◆ WHAT YOU HAVE TO DO
Return the entries verbatim and drop every picture.

# Start of RAW DATA

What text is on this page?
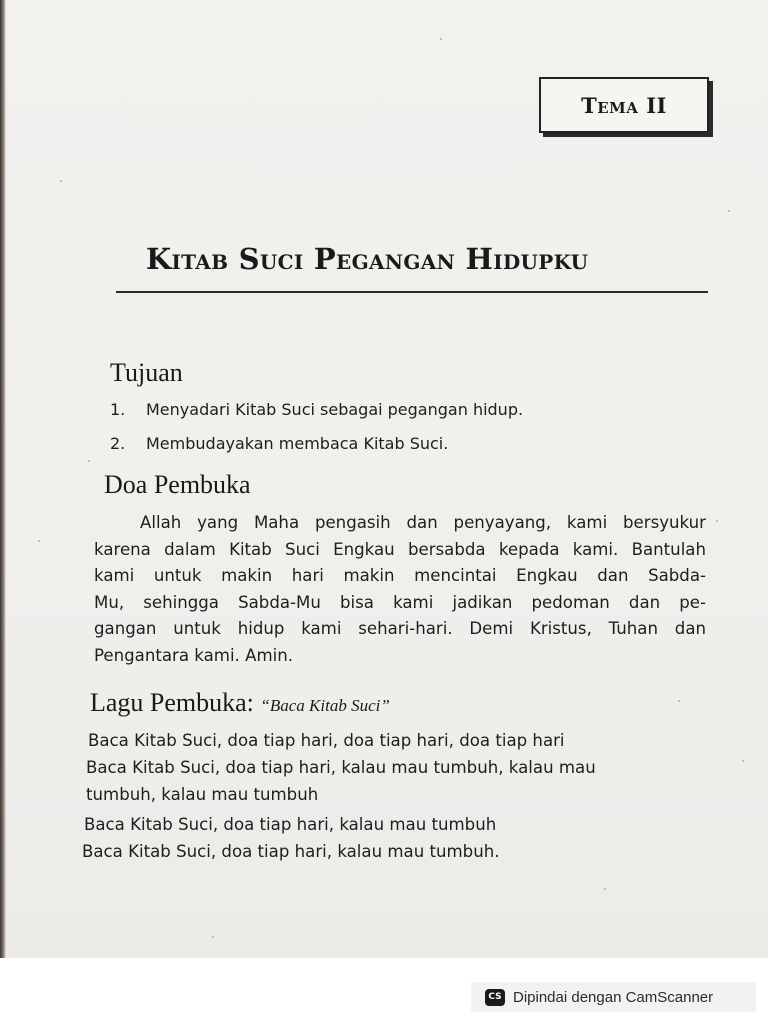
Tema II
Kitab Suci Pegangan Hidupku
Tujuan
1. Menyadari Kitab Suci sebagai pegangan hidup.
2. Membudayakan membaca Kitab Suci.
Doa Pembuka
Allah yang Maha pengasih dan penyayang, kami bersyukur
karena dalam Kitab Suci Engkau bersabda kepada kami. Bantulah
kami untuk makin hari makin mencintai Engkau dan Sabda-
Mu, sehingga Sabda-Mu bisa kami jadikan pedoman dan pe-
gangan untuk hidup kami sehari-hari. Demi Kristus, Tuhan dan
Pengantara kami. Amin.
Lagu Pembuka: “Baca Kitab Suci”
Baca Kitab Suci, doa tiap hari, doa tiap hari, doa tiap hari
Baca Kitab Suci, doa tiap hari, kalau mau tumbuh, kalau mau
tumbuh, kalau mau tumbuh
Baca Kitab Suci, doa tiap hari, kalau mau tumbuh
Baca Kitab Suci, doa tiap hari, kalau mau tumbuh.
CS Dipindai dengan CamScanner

# End of RAW DATA

◆ RIGHT ANSWER
What text is on this page?
Tema II
Kitab Suci Pegangan Hidupku
Tujuan
1. Menyadari Kitab Suci sebagai pegangan hidup.
2. Membudayakan membaca Kitab Suci.
Doa Pembuka
Allah yang Maha pengasih dan penyayang, kami bersyukur
karena dalam Kitab Suci Engkau bersabda kepada kami. Bantulah
kami untuk makin hari makin mencintai Engkau dan Sabda-
Mu, sehingga Sabda-Mu bisa kami jadikan pedoman dan pe-
gangan untuk hidup kami sehari-hari. Demi Kristus, Tuhan dan
Pengantara kami. Amin.
Lagu Pembuka: “Baca Kitab Suci”
Baca Kitab Suci, doa tiap hari, doa tiap hari, doa tiap hari
Baca Kitab Suci, doa tiap hari, kalau mau tumbuh, kalau mau
tumbuh, kalau mau tumbuh
Baca Kitab Suci, doa tiap hari, kalau mau tumbuh
Baca Kitab Suci, doa tiap hari, kalau mau tumbuh.
CS Dipindai dengan CamScanner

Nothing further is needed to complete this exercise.